Produce a verbatim transcription of the records below, beginning at the line containing "Enumerate this screenshot's" and ending at the final line; include only those lines.

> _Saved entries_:
______________________________

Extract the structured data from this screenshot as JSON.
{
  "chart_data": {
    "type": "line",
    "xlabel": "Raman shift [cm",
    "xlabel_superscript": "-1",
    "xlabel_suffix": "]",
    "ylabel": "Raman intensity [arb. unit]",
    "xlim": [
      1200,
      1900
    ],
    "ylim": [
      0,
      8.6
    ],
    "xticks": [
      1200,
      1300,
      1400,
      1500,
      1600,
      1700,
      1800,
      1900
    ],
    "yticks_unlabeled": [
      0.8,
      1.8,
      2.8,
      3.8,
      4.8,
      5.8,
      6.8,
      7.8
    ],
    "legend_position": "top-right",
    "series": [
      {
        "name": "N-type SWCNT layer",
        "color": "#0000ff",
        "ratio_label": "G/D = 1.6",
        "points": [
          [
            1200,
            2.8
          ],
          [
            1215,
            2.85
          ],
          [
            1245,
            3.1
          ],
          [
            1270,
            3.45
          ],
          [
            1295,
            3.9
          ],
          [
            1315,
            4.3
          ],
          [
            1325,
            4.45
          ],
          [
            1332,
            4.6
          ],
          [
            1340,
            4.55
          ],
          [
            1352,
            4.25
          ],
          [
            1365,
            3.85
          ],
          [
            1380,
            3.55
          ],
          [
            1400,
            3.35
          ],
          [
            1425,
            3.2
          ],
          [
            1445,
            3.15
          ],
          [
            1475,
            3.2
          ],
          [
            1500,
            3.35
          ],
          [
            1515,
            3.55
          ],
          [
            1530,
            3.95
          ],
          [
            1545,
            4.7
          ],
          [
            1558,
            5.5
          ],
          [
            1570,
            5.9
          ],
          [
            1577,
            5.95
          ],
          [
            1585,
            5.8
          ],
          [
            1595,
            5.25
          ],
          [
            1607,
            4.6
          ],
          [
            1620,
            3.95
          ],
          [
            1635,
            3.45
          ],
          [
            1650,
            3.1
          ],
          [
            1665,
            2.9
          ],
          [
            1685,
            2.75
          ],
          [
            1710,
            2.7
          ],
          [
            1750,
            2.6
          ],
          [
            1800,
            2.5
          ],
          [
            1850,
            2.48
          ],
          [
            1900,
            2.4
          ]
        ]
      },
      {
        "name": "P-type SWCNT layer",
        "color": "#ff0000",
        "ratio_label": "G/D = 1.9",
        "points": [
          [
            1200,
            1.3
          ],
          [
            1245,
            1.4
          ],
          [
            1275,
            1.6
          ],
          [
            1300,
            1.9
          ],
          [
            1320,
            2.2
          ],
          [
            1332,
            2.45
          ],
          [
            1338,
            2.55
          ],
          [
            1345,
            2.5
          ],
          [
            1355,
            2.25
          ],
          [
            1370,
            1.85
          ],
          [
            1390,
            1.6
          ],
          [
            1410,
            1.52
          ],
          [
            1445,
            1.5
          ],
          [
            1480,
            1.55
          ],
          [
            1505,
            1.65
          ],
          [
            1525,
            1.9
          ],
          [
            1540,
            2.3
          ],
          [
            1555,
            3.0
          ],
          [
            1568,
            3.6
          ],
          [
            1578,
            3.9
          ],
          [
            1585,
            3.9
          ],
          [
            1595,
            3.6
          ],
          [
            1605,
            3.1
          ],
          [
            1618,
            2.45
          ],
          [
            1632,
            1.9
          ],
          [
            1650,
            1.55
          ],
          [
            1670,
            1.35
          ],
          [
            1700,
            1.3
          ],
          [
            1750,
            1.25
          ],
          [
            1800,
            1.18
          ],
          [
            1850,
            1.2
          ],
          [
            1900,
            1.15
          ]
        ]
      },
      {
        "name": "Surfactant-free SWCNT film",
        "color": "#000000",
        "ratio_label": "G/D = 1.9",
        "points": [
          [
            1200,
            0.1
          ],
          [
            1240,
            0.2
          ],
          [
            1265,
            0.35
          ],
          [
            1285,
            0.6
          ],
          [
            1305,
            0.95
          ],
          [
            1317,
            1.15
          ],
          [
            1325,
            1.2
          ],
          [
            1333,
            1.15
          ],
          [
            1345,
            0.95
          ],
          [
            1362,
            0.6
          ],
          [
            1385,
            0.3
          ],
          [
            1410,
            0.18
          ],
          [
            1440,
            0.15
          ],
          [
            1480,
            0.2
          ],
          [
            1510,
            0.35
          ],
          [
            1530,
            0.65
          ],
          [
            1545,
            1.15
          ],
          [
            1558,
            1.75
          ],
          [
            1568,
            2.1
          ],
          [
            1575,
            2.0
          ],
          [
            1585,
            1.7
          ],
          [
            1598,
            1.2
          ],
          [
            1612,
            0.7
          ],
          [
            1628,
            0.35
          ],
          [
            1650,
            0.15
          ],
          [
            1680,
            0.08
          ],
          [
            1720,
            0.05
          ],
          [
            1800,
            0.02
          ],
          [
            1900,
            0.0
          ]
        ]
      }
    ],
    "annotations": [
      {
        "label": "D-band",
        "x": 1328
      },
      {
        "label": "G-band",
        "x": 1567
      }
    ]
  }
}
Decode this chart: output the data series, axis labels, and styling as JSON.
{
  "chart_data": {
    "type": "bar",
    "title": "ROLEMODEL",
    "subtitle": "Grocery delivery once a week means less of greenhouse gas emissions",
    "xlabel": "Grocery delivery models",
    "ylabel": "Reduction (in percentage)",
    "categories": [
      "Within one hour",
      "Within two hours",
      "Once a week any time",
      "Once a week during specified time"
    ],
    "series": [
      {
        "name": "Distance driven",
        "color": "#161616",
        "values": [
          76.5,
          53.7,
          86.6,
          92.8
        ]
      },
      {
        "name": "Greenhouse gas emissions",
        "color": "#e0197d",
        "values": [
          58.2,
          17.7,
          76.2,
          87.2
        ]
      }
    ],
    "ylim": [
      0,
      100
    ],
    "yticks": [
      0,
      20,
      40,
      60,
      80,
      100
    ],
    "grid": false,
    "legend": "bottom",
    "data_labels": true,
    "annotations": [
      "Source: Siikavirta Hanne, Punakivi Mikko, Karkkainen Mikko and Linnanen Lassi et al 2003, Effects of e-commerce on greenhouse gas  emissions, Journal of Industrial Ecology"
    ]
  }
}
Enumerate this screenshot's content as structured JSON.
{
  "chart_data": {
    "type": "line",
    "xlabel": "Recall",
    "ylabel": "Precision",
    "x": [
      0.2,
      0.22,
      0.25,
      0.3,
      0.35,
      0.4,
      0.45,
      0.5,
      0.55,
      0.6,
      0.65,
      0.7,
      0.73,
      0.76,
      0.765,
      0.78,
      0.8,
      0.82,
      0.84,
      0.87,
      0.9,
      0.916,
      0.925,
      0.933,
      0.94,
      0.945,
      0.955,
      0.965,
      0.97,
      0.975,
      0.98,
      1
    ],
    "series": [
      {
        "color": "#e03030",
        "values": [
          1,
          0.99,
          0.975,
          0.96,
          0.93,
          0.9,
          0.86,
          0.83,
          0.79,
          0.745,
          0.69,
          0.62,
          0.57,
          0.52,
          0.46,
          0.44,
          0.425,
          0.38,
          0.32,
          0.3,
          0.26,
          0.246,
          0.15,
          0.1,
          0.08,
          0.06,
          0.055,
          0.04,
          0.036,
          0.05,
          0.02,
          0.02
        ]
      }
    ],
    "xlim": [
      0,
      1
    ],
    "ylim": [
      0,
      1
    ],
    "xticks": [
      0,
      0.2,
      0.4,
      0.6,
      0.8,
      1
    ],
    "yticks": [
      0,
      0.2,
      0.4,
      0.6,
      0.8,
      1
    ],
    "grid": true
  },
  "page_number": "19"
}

______________________________

> _ANSWER TO THE TASK_:
Enumerate this screenshot's content as structured JSON.
{
  "chart_data": {
    "type": "line",
    "xlabel": "Recall",
    "ylabel": "Precision",
    "x": [
      0.2,
      0.22,
      0.25,
      0.3,
      0.35,
      0.4,
      0.45,
      0.5,
      0.55,
      0.6,
      0.65,
      0.7,
      0.73,
      0.76,
      0.765,
      0.78,
      0.8,
      0.82,
      0.84,
      0.87,
      0.9,
      0.916,
      0.925,
      0.933,
      0.94,
      0.945,
      0.955,
      0.965,
      0.97,
      0.975,
      0.98,
      1
    ],
    "series": [
      {
        "color": "#e03030",
        "values": [
          1,
          0.99,
          0.975,
          0.96,
          0.93,
          0.9,
          0.86,
          0.83,
          0.79,
          0.745,
          0.69,
          0.62,
          0.57,
          0.52,
          0.46,
          0.44,
          0.425,
          0.38,
          0.32,
          0.3,
          0.26,
          0.246,
          0.15,
          0.1,
          0.08,
          0.06,
          0.055,
          0.04,
          0.036,
          0.05,
          0.02,
          0.02
        ]
      }
    ],
    "xlim": [
      0,
      1
    ],
    "ylim": [
      0,
      1
    ],
    "xticks": [
      0,
      0.2,
      0.4,
      0.6,
      0.8,
      1
    ],
    "yticks": [
      0,
      0.2,
      0.4,
      0.6,
      0.8,
      1
    ],
    "grid": true
  },
  "page_number": "19"
}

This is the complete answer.